'''

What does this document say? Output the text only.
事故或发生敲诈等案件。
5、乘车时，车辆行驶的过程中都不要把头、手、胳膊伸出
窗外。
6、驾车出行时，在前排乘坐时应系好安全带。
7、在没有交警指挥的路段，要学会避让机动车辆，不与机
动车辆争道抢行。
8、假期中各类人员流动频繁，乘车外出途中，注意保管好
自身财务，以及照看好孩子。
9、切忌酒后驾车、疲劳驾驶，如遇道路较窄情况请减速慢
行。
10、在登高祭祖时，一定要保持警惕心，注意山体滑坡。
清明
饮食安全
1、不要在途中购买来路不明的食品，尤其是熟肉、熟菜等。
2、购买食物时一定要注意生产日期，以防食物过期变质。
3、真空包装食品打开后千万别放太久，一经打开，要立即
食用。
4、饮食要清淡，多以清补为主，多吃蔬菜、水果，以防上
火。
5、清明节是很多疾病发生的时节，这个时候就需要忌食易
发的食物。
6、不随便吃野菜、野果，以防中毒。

'''
'''

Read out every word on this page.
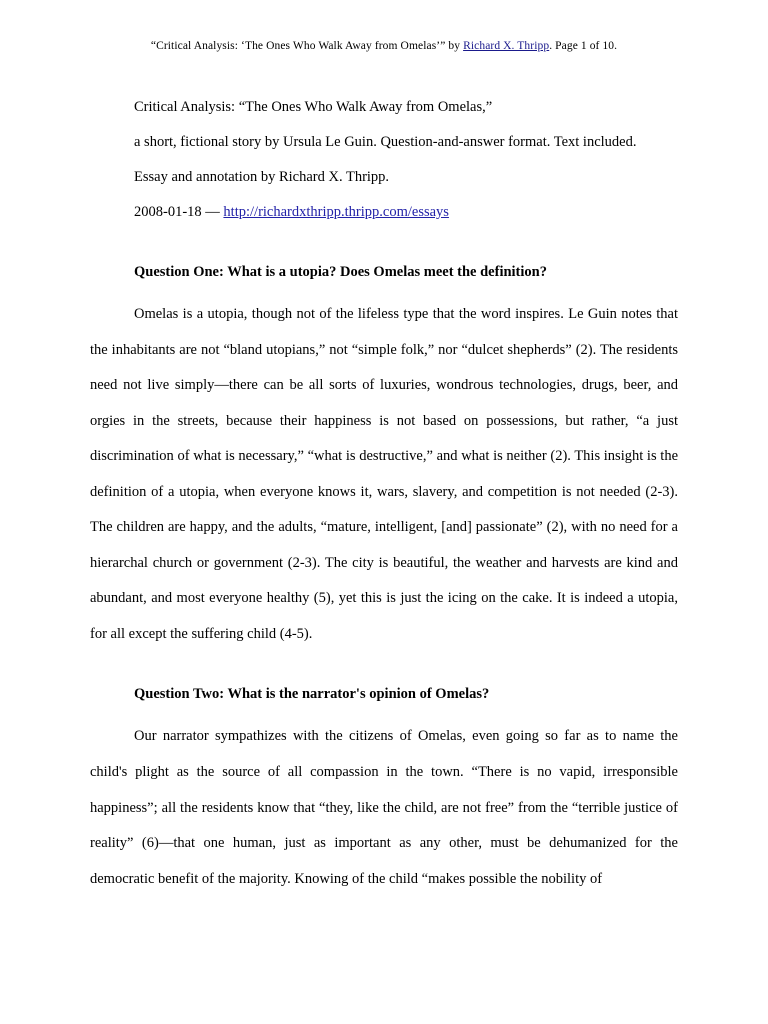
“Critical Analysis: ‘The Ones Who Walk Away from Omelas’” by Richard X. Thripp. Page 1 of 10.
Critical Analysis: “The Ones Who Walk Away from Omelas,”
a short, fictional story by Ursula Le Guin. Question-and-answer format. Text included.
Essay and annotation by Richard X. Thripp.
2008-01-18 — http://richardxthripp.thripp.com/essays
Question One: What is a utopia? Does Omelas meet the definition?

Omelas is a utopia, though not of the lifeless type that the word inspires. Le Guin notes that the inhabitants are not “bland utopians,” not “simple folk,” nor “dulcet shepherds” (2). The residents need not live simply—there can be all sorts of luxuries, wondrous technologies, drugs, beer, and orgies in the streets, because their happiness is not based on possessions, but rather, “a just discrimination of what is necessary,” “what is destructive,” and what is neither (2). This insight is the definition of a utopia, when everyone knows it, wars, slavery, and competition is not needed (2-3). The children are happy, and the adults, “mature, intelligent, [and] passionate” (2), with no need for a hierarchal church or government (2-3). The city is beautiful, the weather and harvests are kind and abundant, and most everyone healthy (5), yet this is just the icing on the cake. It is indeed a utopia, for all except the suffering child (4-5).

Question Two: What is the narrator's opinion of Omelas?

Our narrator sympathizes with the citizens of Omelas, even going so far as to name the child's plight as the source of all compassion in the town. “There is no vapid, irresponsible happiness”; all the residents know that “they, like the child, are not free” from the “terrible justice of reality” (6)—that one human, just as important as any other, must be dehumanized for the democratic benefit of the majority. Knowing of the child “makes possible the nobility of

'''

— Given problem —
Go through the records above and copy every line with the word "Critical".

— In response —
“Critical Analysis: ‘The Ones Who Walk Away from Omelas’” by Richard X. Thripp. Page 1 of 10.
Critical Analysis: “The Ones Who Walk Away from Omelas,”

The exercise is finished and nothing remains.